Copy every entry precisely.

Dataset items
* * *

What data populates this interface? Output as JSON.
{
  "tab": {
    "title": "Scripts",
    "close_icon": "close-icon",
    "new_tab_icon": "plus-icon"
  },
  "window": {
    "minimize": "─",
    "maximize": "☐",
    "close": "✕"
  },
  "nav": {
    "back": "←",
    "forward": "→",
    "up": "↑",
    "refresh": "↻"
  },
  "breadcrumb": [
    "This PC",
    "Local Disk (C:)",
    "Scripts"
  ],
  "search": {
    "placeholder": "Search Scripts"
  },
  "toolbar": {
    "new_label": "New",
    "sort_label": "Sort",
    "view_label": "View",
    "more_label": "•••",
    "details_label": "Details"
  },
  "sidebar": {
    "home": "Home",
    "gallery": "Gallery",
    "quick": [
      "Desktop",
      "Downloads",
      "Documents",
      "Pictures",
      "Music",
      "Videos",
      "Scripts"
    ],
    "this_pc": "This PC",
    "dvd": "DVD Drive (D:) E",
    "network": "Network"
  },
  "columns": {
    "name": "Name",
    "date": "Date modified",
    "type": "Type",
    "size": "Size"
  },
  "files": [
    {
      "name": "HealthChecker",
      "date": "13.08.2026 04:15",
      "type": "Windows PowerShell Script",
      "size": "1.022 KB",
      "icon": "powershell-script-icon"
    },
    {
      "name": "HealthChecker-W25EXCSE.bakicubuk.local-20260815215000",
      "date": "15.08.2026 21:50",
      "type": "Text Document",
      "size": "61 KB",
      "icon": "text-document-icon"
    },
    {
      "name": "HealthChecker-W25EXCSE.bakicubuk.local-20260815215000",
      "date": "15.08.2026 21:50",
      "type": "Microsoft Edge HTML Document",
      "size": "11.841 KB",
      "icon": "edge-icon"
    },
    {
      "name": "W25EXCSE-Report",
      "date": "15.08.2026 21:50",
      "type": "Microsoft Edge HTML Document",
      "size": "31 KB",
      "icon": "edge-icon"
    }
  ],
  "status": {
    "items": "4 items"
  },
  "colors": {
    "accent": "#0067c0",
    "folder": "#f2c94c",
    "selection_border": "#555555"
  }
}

* * *

* Response to this task
What data populates this interface? Output as JSON.
{
  "tab": {
    "title": "Scripts",
    "close_icon": "close-icon",
    "new_tab_icon": "plus-icon"
  },
  "window": {
    "minimize": "─",
    "maximize": "☐",
    "close": "✕"
  },
  "nav": {
    "back": "←",
    "forward": "→",
    "up": "↑",
    "refresh": "↻"
  },
  "breadcrumb": [
    "This PC",
    "Local Disk (C:)",
    "Scripts"
  ],
  "search": {
    "placeholder": "Search Scripts"
  },
  "toolbar": {
    "new_label": "New",
    "sort_label": "Sort",
    "view_label": "View",
    "more_label": "•••",
    "details_label": "Details"
  },
  "sidebar": {
    "home": "Home",
    "gallery": "Gallery",
    "quick": [
      "Desktop",
      "Downloads",
      "Documents",
      "Pictures",
      "Music",
      "Videos",
      "Scripts"
    ],
    "this_pc": "This PC",
    "dvd": "DVD Drive (D:) E",
    "network": "Network"
  },
  "columns": {
    "name": "Name",
    "date": "Date modified",
    "type": "Type",
    "size": "Size"
  },
  "files": [
    {
      "name": "HealthChecker",
      "date": "13.08.2026 04:15",
      "type": "Windows PowerShell Script",
      "size": "1.022 KB",
      "icon": "powershell-script-icon"
    },
    {
      "name": "HealthChecker-W25EXCSE.bakicubuk.local-20260815215000",
      "date": "15.08.2026 21:50",
      "type": "Text Document",
      "size": "61 KB",
      "icon": "text-document-icon"
    },
    {
      "name": "HealthChecker-W25EXCSE.bakicubuk.local-20260815215000",
      "date": "15.08.2026 21:50",
      "type": "Microsoft Edge HTML Document",
      "size": "11.841 KB",
      "icon": "edge-icon"
    },
    {
      "name": "W25EXCSE-Report",
      "date": "15.08.2026 21:50",
      "type": "Microsoft Edge HTML Document",
      "size": "31 KB",
      "icon": "edge-icon"
    }
  ],
  "status": {
    "items": "4 items"
  },
  "colors": {
    "accent": "#0067c0",
    "folder": "#f2c94c",
    "selection_border": "#555555"
  }
}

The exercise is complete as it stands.